**Data shown**:
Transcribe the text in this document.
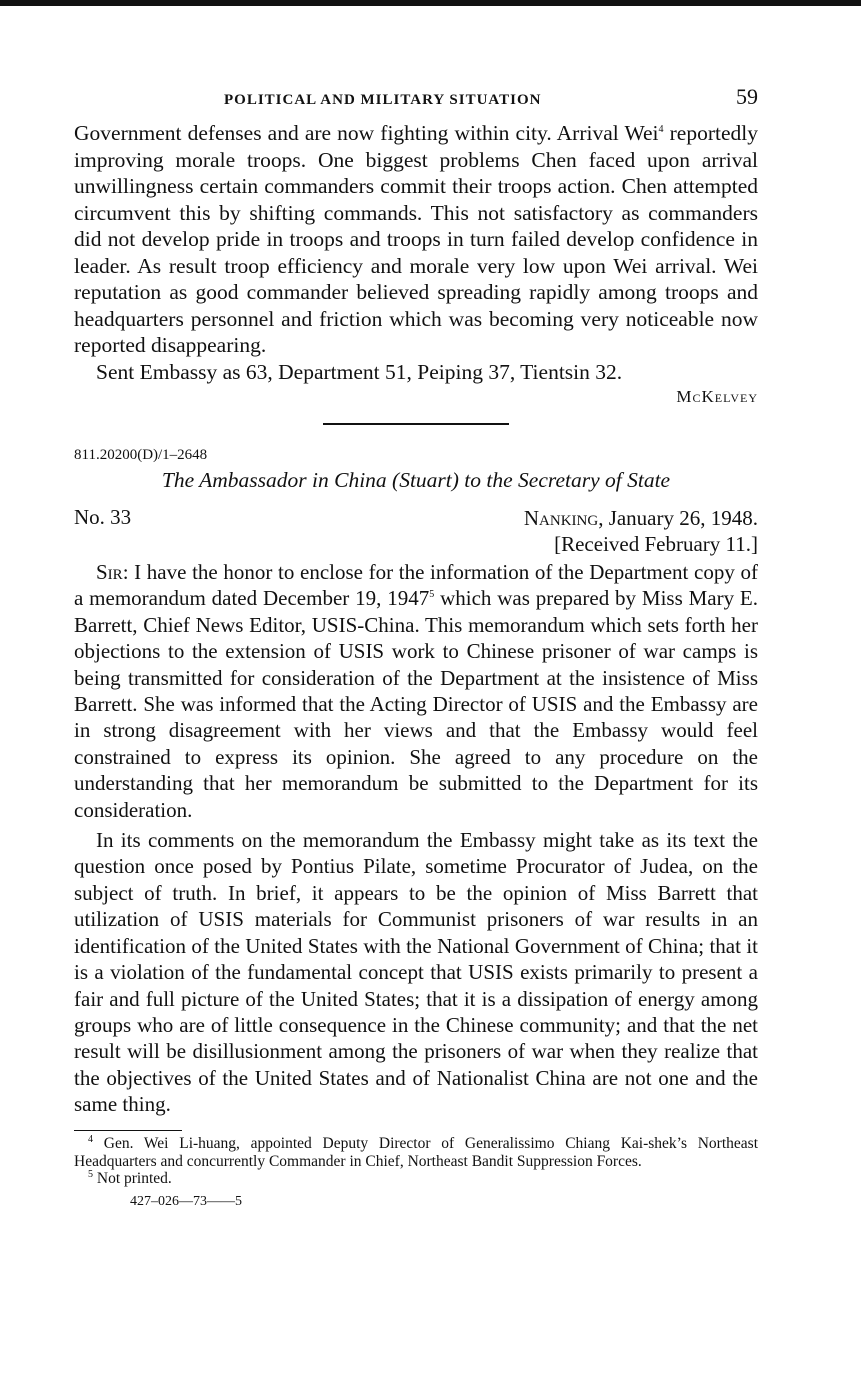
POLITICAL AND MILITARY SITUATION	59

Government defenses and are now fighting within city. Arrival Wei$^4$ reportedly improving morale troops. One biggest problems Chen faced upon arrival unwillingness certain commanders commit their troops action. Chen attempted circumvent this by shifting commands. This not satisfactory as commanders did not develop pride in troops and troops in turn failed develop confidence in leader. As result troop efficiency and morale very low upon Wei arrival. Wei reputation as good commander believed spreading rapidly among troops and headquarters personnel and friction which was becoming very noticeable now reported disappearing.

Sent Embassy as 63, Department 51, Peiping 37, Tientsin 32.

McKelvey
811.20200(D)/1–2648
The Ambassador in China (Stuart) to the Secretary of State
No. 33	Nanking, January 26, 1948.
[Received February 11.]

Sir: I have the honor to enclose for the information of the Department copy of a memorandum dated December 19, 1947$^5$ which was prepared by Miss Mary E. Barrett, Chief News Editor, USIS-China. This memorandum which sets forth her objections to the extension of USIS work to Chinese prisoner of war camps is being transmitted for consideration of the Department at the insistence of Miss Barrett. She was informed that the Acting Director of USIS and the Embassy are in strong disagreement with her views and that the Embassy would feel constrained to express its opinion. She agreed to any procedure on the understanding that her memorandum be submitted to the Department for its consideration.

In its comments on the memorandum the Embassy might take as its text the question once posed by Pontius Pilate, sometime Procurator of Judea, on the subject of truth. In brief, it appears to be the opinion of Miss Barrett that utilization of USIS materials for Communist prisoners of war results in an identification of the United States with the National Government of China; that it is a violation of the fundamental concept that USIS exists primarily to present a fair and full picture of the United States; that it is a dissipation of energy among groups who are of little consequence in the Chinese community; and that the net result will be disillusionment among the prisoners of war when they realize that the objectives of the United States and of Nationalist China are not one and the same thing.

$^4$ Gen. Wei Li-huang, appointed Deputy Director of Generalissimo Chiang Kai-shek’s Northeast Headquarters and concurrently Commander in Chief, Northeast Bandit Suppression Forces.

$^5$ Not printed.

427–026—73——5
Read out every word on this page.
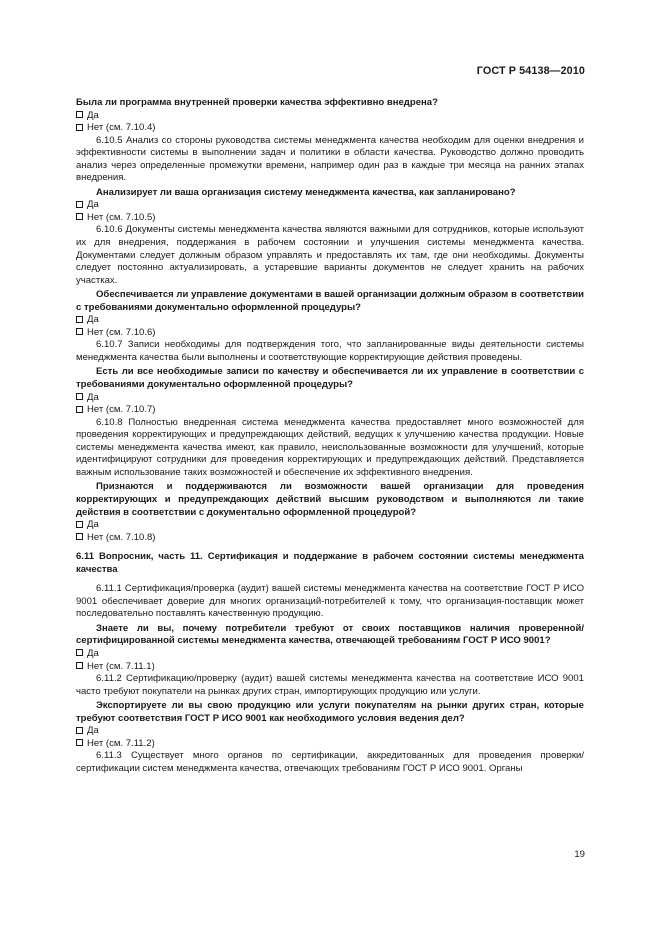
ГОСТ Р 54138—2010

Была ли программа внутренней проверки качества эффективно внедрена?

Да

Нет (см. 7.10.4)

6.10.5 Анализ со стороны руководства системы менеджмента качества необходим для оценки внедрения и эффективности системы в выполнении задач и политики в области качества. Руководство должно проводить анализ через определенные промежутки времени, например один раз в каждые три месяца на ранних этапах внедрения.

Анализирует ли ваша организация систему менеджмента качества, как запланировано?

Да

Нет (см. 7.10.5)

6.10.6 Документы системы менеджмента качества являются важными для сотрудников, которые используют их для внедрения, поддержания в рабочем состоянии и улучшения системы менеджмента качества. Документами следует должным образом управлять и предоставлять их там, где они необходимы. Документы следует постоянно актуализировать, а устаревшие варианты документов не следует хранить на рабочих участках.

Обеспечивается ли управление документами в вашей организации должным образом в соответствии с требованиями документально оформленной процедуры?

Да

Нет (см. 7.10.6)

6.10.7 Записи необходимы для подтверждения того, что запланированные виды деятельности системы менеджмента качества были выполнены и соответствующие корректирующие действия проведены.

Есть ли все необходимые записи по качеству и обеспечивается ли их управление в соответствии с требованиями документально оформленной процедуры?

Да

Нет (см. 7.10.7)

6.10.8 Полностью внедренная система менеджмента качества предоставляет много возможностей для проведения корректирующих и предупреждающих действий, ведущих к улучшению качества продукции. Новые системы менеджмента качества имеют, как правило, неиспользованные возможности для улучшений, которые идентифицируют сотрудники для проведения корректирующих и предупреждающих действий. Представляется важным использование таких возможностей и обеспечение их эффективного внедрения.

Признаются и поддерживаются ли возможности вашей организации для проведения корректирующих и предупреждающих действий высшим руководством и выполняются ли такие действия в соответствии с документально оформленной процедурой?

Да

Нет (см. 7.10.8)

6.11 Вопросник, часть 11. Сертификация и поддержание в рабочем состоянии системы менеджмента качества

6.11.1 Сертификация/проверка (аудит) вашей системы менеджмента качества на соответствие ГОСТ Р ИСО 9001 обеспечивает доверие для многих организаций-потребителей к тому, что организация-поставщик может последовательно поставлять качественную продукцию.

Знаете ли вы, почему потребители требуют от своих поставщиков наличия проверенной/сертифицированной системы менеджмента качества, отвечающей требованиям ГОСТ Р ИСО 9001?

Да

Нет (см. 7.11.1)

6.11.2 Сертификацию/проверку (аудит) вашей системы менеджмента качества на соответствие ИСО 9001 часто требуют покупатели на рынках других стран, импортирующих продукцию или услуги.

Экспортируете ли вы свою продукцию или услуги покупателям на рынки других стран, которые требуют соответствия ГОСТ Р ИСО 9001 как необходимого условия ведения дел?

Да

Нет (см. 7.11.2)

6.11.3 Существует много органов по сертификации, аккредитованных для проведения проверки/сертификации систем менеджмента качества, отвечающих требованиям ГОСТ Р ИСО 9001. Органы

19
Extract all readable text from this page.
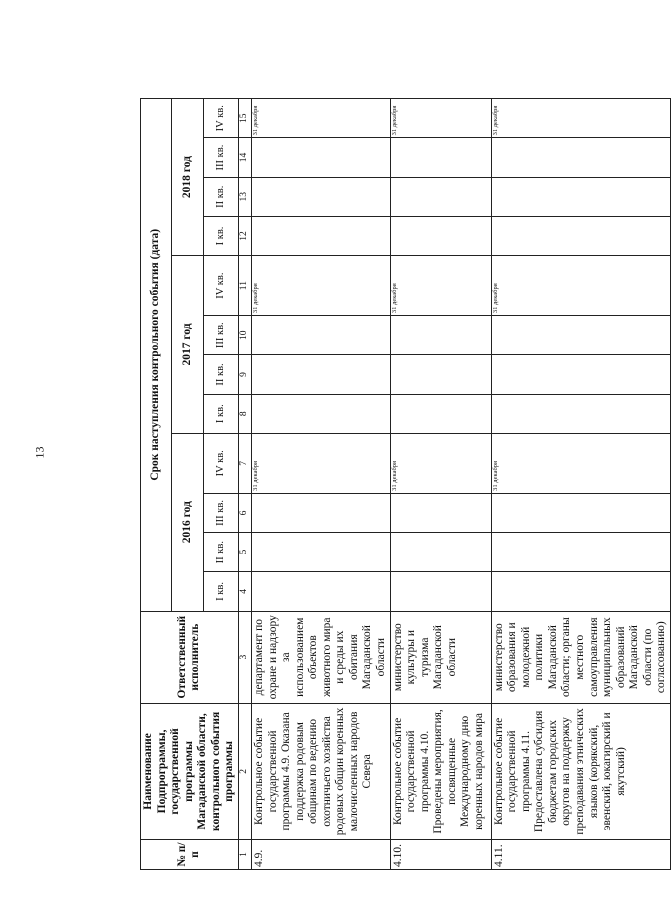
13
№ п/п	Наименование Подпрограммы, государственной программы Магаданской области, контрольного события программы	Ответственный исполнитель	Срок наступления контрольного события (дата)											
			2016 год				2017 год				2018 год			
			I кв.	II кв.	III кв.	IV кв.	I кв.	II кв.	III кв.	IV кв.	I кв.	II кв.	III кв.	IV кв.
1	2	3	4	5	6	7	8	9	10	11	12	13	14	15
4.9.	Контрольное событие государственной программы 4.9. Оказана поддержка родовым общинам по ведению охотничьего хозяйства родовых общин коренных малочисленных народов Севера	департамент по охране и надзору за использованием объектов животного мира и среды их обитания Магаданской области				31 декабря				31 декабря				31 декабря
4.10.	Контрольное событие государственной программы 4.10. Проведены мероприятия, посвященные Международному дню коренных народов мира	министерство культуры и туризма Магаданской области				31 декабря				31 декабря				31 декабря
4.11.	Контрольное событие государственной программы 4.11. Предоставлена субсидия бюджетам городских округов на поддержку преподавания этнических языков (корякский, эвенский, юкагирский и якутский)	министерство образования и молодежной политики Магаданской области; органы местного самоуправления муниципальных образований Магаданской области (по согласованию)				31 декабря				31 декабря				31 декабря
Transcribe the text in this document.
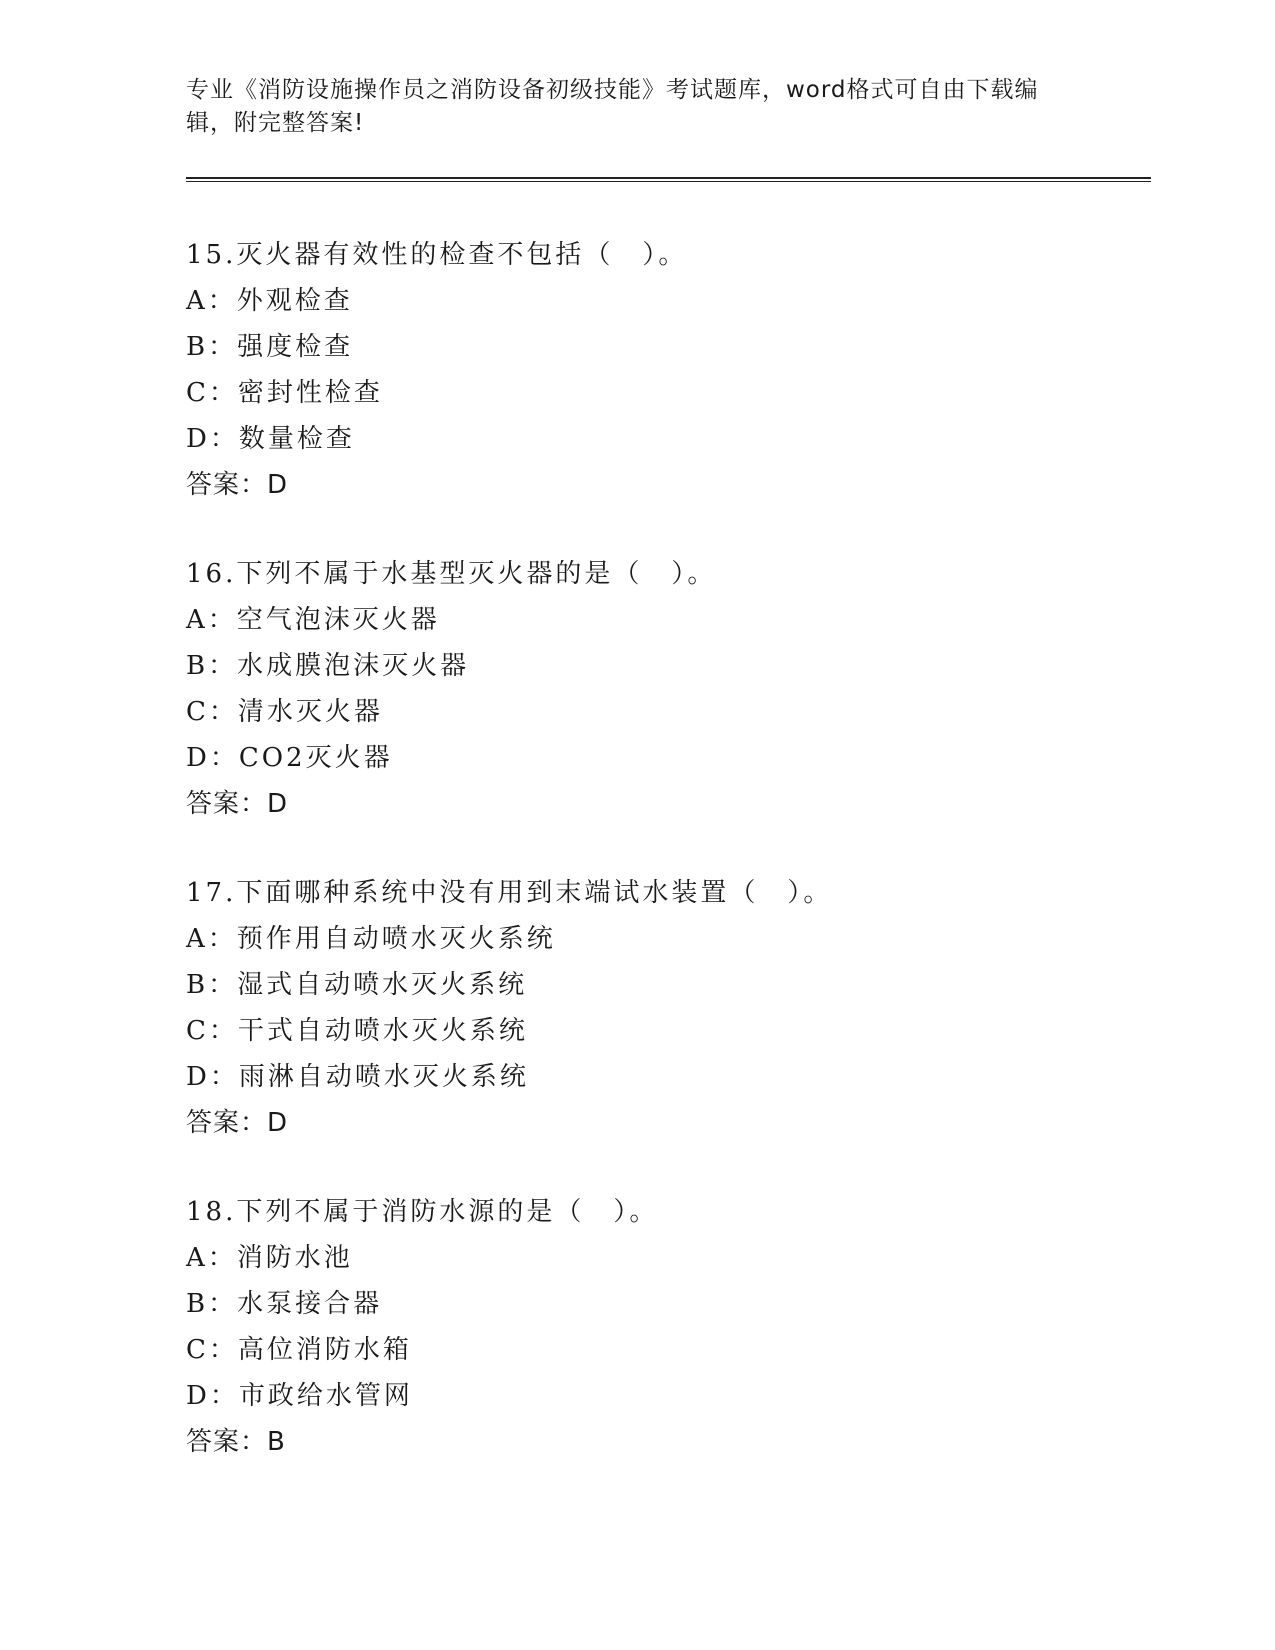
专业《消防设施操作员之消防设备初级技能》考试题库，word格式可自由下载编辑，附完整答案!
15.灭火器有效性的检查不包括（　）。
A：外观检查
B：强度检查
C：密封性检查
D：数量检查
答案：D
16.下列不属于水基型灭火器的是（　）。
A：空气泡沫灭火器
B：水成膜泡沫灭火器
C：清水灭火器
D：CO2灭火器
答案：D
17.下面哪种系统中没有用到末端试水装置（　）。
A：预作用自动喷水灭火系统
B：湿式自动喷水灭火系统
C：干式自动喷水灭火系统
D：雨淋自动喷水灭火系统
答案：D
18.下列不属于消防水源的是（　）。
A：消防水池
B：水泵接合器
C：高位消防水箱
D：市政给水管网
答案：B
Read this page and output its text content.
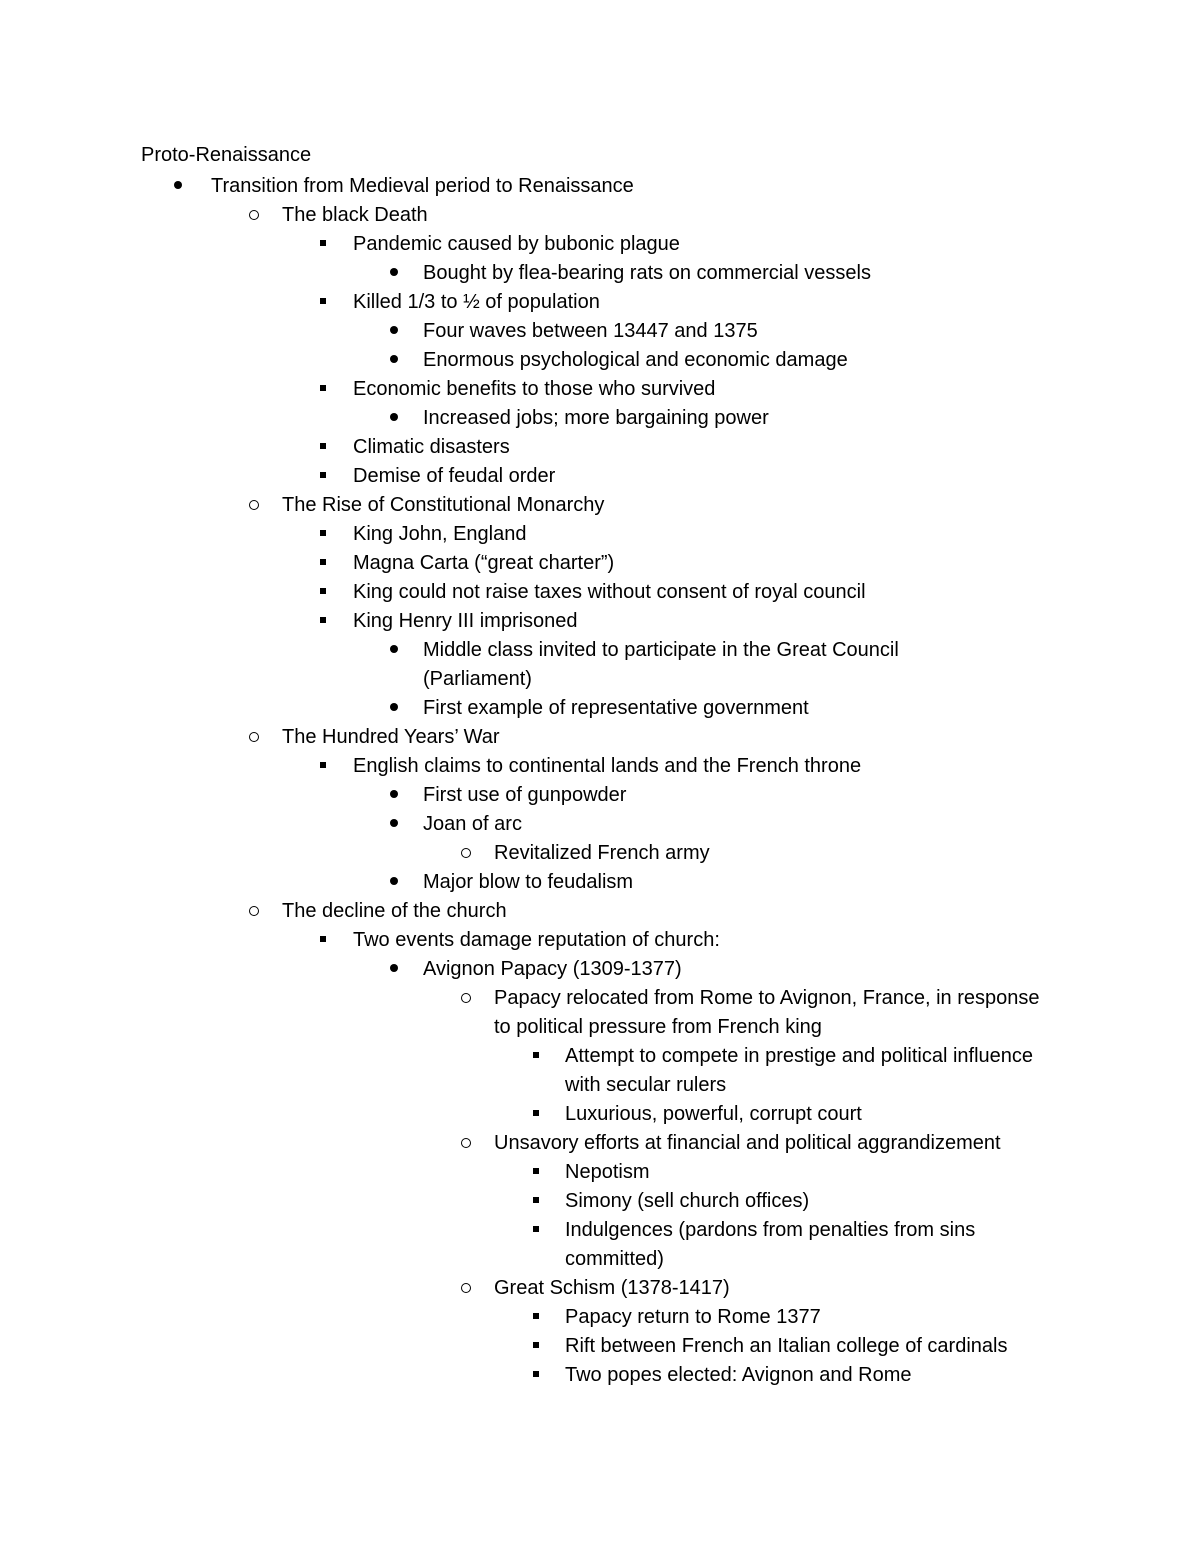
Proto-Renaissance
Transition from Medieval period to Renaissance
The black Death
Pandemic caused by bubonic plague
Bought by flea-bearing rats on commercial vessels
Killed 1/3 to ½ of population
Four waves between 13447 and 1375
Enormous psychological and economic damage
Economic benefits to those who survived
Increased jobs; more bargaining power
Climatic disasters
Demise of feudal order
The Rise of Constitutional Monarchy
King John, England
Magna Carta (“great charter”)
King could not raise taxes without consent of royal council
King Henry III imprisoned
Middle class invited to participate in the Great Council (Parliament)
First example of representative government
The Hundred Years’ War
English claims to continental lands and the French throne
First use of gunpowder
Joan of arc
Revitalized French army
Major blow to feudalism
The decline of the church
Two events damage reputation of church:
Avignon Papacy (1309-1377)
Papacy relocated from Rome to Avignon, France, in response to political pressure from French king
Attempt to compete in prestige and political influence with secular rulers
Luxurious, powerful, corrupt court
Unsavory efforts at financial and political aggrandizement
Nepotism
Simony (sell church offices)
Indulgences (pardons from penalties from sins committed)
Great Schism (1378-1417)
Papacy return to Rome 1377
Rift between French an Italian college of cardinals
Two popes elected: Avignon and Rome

**Problem requirements**: Which lines in the data above contain "действия"? Show each one.

**Written answer**:
6.10.7 Записи необходимы для подтверждения того, что запланированные виды деятельности системы менеджмента качества были выполнены и соответствующие корректирующие действия проведены.
Признаются и поддерживаются ли возможности вашей организации для проведения корректирующих и предупреждающих действий высшим руководством и выполняются ли такие действия в соответствии с документально оформленной процедурой?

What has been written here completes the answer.